→ OBJECTIVE
Skip the pictures. Reproduce all other material exactly.

— BEGIN DATA FOR THIS EXERCISE —

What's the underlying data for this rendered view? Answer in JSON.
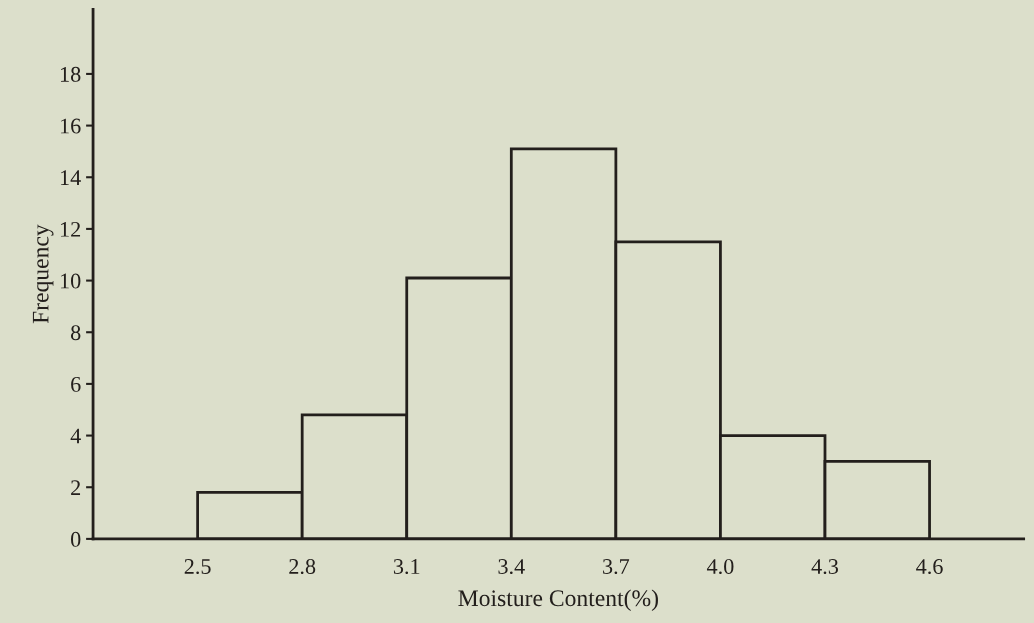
{
  "chart_data": {
    "type": "histogram",
    "xlabel": "Moisture Content(%)",
    "ylabel": "Frequency",
    "bins": [
      2.5,
      2.8,
      3.1,
      3.4,
      3.7,
      4.0,
      4.3,
      4.6
    ],
    "values": [
      1.8,
      4.8,
      10.1,
      15.1,
      11.5,
      4,
      3
    ],
    "color": "#dcdfcb",
    "xlim": [
      2.2,
      4.87
    ],
    "xticks": [
      2.5,
      2.8,
      3.1,
      3.4,
      3.7,
      {
        "value": 4.0,
        "label": "4.0"
      },
      4.3,
      4.6
    ],
    "ylim": [
      0,
      20.5
    ],
    "yticks": [
      0,
      2,
      4,
      6,
      8,
      10,
      12,
      14,
      16,
      18
    ],
    "grid": false
  }
}
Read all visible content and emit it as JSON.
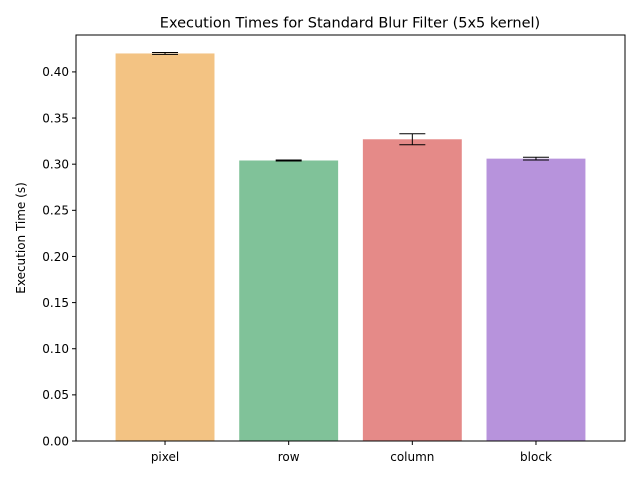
{
  "chart_data": {
    "type": "bar",
    "title": "Execution Times for Standard Blur Filter (5x5 kernel)",
    "xlabel": "",
    "ylabel": "Execution Time (s)",
    "categories": [
      "pixel",
      "row",
      "column",
      "block"
    ],
    "values": [
      0.42,
      0.304,
      0.327,
      0.306
    ],
    "errors": [
      0.001,
      0.0005,
      0.006,
      0.0015
    ],
    "colors": [
      "#f3c383",
      "#80c299",
      "#e58a88",
      "#b793dc"
    ],
    "ylim": [
      0,
      0.44
    ],
    "yticks": [
      0.0,
      0.05,
      0.1,
      0.15,
      0.2,
      0.25,
      0.3,
      0.35,
      0.4
    ],
    "ytick_labels": [
      "0.00",
      "0.05",
      "0.10",
      "0.15",
      "0.20",
      "0.25",
      "0.30",
      "0.35",
      "0.40"
    ],
    "grid": false,
    "legend": "none"
  }
}
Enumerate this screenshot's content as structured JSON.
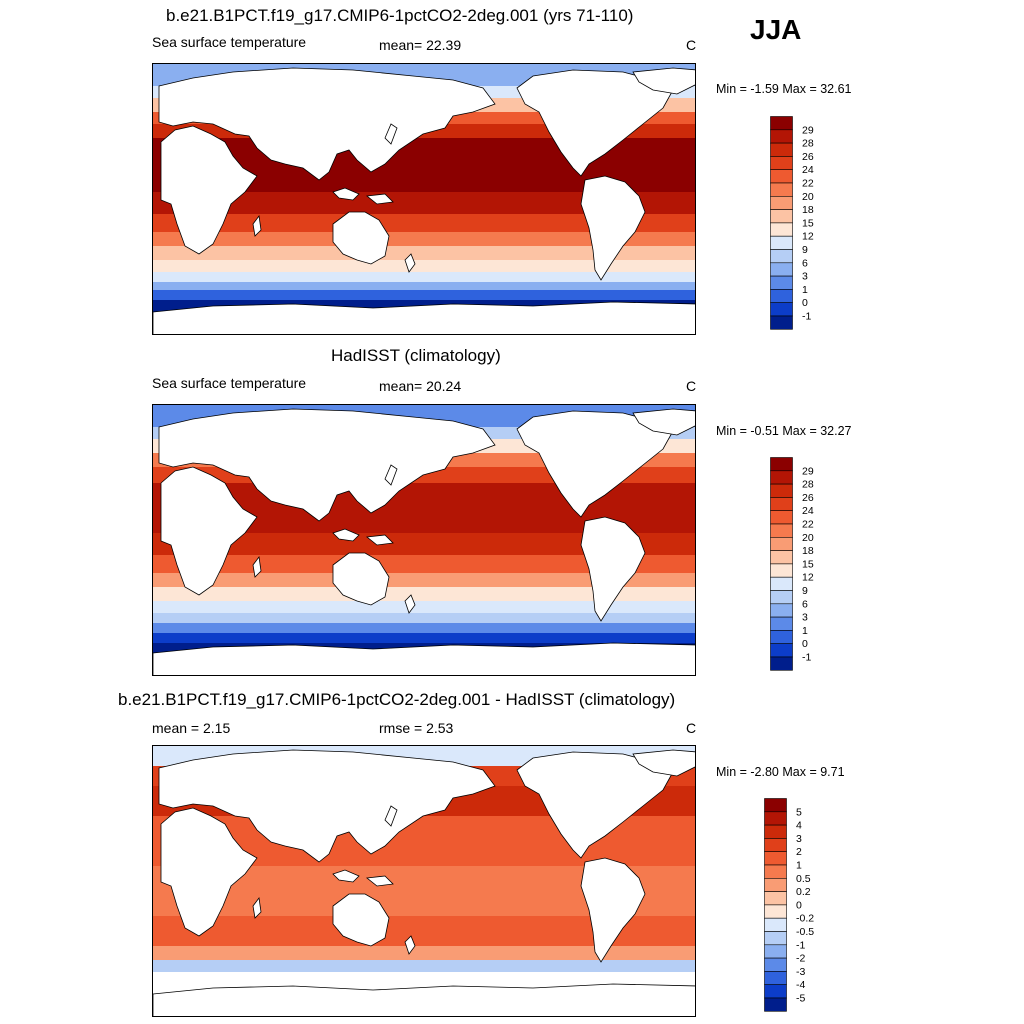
{
  "season": "JJA",
  "panels": [
    {
      "title": "b.e21.B1PCT.f19_g17.CMIP6-1pctCO2-2deg.001 (yrs 71-110)",
      "left_label": "Sea surface temperature",
      "center_label": "mean=  22.39",
      "right_label": "C",
      "minmax": "Min =  -1.59 Max =  32.61"
    },
    {
      "title": "HadISST (climatology)",
      "left_label": "Sea surface temperature",
      "center_label": "mean=  20.24",
      "right_label": "C",
      "minmax": "Min =  -0.51 Max =  32.27"
    },
    {
      "title": "b.e21.B1PCT.f19_g17.CMIP6-1pctCO2-2deg.001 - HadISST (climatology)",
      "left_label": "mean =   2.15",
      "center_label": "rmse =   2.53",
      "right_label": "C",
      "minmax": "Min =  -2.80 Max =   9.71"
    }
  ],
  "chart_data": [
    {
      "type": "heatmap",
      "title": "b.e21.B1PCT.f19_g17.CMIP6-1pctCO2-2deg.001 (yrs 71-110)",
      "variable": "Sea surface temperature",
      "units": "C",
      "mean": 22.39,
      "min": -1.59,
      "max": 32.61,
      "colorbar_levels": [
        "29",
        "28",
        "26",
        "24",
        "22",
        "20",
        "18",
        "15",
        "12",
        "9",
        "6",
        "3",
        "1",
        "0",
        "-1"
      ],
      "colorbar_colors": [
        "#8b0000",
        "#b31505",
        "#cc2a0a",
        "#e0401a",
        "#ee5a30",
        "#f57a4e",
        "#f99c74",
        "#fcc3a4",
        "#fde6d6",
        "#dae8fb",
        "#b5cef5",
        "#8aaff0",
        "#5c8ae8",
        "#2f62dd",
        "#0c3dc9",
        "#001e8c"
      ]
    },
    {
      "type": "heatmap",
      "title": "HadISST (climatology)",
      "variable": "Sea surface temperature",
      "units": "C",
      "mean": 20.24,
      "min": -0.51,
      "max": 32.27,
      "colorbar_levels": [
        "29",
        "28",
        "26",
        "24",
        "22",
        "20",
        "18",
        "15",
        "12",
        "9",
        "6",
        "3",
        "1",
        "0",
        "-1"
      ],
      "colorbar_colors": [
        "#8b0000",
        "#b31505",
        "#cc2a0a",
        "#e0401a",
        "#ee5a30",
        "#f57a4e",
        "#f99c74",
        "#fcc3a4",
        "#fde6d6",
        "#dae8fb",
        "#b5cef5",
        "#8aaff0",
        "#5c8ae8",
        "#2f62dd",
        "#0c3dc9",
        "#001e8c"
      ]
    },
    {
      "type": "heatmap",
      "title": "b.e21.B1PCT.f19_g17.CMIP6-1pctCO2-2deg.001 - HadISST (climatology)",
      "units": "C",
      "mean": 2.15,
      "rmse": 2.53,
      "min": -2.8,
      "max": 9.71,
      "colorbar_levels": [
        "5",
        "4",
        "3",
        "2",
        "1",
        "0.5",
        "0.2",
        "0",
        "-0.2",
        "-0.5",
        "-1",
        "-2",
        "-3",
        "-4",
        "-5"
      ],
      "colorbar_colors": [
        "#8b0000",
        "#b31505",
        "#cc2a0a",
        "#e0401a",
        "#ee5a30",
        "#f57a4e",
        "#f99c74",
        "#fcc3a4",
        "#fde6d6",
        "#dae8fb",
        "#b5cef5",
        "#8aaff0",
        "#5c8ae8",
        "#2f62dd",
        "#0c3dc9",
        "#001e8c"
      ]
    }
  ]
}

— END DATA FOR THIS EXERCISE —

→ THE REPLY
What's the underlying data for this rendered view? Answer in JSON.
{
  "chart_data": {
    "type": "histogram",
    "xlabel": "Moisture Content(%)",
    "ylabel": "Frequency",
    "bins": [
      2.5,
      2.8,
      3.1,
      3.4,
      3.7,
      4.0,
      4.3,
      4.6
    ],
    "values": [
      1.8,
      4.8,
      10.1,
      15.1,
      11.5,
      4,
      3
    ],
    "color": "#dcdfcb",
    "xlim": [
      2.2,
      4.87
    ],
    "xticks": [
      2.5,
      2.8,
      3.1,
      3.4,
      3.7,
      {
        "value": 4.0,
        "label": "4.0"
      },
      4.3,
      4.6
    ],
    "ylim": [
      0,
      20.5
    ],
    "yticks": [
      0,
      2,
      4,
      6,
      8,
      10,
      12,
      14,
      16,
      18
    ],
    "grid": false
  }
}
Read all visible content and emit it as JSON.
{
  "chart_data": {
    "type": "bar",
    "title": "Execution Times for Standard Blur Filter (5x5 kernel)",
    "xlabel": "",
    "ylabel": "Execution Time (s)",
    "categories": [
      "pixel",
      "row",
      "column",
      "block"
    ],
    "values": [
      0.42,
      0.304,
      0.327,
      0.306
    ],
    "errors": [
      0.001,
      0.0005,
      0.006,
      0.0015
    ],
    "colors": [
      "#f3c383",
      "#80c299",
      "#e58a88",
      "#b793dc"
    ],
    "ylim": [
      0,
      0.44
    ],
    "yticks": [
      0.0,
      0.05,
      0.1,
      0.15,
      0.2,
      0.25,
      0.3,
      0.35,
      0.4
    ],
    "ytick_labels": [
      "0.00",
      "0.05",
      "0.10",
      "0.15",
      "0.20",
      "0.25",
      "0.30",
      "0.35",
      "0.40"
    ],
    "grid": false,
    "legend": "none"
  }
}
Enumerate this screenshot's content as structured JSON.
{
  "season": "JJA",
  "panels": [
    {
      "title": "b.e21.B1PCT.f19_g17.CMIP6-1pctCO2-2deg.001 (yrs 71-110)",
      "left_label": "Sea surface temperature",
      "center_label": "mean=  22.39",
      "right_label": "C",
      "minmax": "Min =  -1.59 Max =  32.61"
    },
    {
      "title": "HadISST (climatology)",
      "left_label": "Sea surface temperature",
      "center_label": "mean=  20.24",
      "right_label": "C",
      "minmax": "Min =  -0.51 Max =  32.27"
    },
    {
      "title": "b.e21.B1PCT.f19_g17.CMIP6-1pctCO2-2deg.001 - HadISST (climatology)",
      "left_label": "mean =   2.15",
      "center_label": "rmse =   2.53",
      "right_label": "C",
      "minmax": "Min =  -2.80 Max =   9.71"
    }
  ],
  "chart_data": [
    {
      "type": "heatmap",
      "title": "b.e21.B1PCT.f19_g17.CMIP6-1pctCO2-2deg.001 (yrs 71-110)",
      "variable": "Sea surface temperature",
      "units": "C",
      "mean": 22.39,
      "min": -1.59,
      "max": 32.61,
      "colorbar_levels": [
        "29",
        "28",
        "26",
        "24",
        "22",
        "20",
        "18",
        "15",
        "12",
        "9",
        "6",
        "3",
        "1",
        "0",
        "-1"
      ],
      "colorbar_colors": [
        "#8b0000",
        "#b31505",
        "#cc2a0a",
        "#e0401a",
        "#ee5a30",
        "#f57a4e",
        "#f99c74",
        "#fcc3a4",
        "#fde6d6",
        "#dae8fb",
        "#b5cef5",
        "#8aaff0",
        "#5c8ae8",
        "#2f62dd",
        "#0c3dc9",
        "#001e8c"
      ]
    },
    {
      "type": "heatmap",
      "title": "HadISST (climatology)",
      "variable": "Sea surface temperature",
      "units": "C",
      "mean": 20.24,
      "min": -0.51,
      "max": 32.27,
      "colorbar_levels": [
        "29",
        "28",
        "26",
        "24",
        "22",
        "20",
        "18",
        "15",
        "12",
        "9",
        "6",
        "3",
        "1",
        "0",
        "-1"
      ],
      "colorbar_colors": [
        "#8b0000",
        "#b31505",
        "#cc2a0a",
        "#e0401a",
        "#ee5a30",
        "#f57a4e",
        "#f99c74",
        "#fcc3a4",
        "#fde6d6",
        "#dae8fb",
        "#b5cef5",
        "#8aaff0",
        "#5c8ae8",
        "#2f62dd",
        "#0c3dc9",
        "#001e8c"
      ]
    },
    {
      "type": "heatmap",
      "title": "b.e21.B1PCT.f19_g17.CMIP6-1pctCO2-2deg.001 - HadISST (climatology)",
      "units": "C",
      "mean": 2.15,
      "rmse": 2.53,
      "min": -2.8,
      "max": 9.71,
      "colorbar_levels": [
        "5",
        "4",
        "3",
        "2",
        "1",
        "0.5",
        "0.2",
        "0",
        "-0.2",
        "-0.5",
        "-1",
        "-2",
        "-3",
        "-4",
        "-5"
      ],
      "colorbar_colors": [
        "#8b0000",
        "#b31505",
        "#cc2a0a",
        "#e0401a",
        "#ee5a30",
        "#f57a4e",
        "#f99c74",
        "#fcc3a4",
        "#fde6d6",
        "#dae8fb",
        "#b5cef5",
        "#8aaff0",
        "#5c8ae8",
        "#2f62dd",
        "#0c3dc9",
        "#001e8c"
      ]
    }
  ]
}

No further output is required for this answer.